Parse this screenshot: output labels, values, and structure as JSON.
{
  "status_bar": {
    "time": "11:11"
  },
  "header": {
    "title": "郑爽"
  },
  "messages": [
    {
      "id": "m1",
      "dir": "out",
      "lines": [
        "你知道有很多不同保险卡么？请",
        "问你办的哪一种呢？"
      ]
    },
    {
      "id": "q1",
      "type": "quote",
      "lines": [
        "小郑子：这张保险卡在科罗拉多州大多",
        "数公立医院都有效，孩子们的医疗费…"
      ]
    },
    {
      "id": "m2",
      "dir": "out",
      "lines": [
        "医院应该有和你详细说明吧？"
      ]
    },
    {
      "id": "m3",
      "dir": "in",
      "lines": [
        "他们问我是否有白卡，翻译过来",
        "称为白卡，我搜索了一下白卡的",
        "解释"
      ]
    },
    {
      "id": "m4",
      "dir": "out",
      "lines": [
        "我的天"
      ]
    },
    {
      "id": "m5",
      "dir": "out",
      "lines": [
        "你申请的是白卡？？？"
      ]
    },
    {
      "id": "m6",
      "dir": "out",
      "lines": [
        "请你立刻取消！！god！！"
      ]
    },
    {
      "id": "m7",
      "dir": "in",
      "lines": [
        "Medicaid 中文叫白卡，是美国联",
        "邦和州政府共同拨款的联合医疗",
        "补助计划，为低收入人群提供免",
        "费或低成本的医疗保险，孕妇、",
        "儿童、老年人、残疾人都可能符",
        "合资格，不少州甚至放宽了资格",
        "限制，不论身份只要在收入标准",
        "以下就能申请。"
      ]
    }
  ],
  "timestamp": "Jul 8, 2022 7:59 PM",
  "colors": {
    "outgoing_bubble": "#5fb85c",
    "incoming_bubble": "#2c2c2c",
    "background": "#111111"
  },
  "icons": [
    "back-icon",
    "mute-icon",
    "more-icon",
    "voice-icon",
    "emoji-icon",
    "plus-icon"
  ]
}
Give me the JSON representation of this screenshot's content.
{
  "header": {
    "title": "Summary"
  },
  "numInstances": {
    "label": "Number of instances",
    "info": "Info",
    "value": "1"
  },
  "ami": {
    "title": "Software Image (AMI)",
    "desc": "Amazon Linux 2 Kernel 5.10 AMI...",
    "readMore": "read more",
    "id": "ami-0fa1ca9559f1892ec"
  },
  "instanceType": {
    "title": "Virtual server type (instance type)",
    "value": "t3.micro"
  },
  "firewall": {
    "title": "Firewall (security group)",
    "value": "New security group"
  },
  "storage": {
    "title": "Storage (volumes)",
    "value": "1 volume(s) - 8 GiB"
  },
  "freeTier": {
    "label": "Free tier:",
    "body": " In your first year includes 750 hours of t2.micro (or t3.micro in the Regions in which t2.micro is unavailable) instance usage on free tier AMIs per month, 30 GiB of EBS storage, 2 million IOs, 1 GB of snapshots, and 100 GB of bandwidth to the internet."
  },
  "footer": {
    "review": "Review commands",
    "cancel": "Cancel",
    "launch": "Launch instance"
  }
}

---*---

- _Task_
Find the word "screenshot" in the data and show each line that holds it.

- _Result of this exercise_
Parse this screenshot: output labels, values, and structure as JSON.
Give me the JSON representation of this screenshot's content.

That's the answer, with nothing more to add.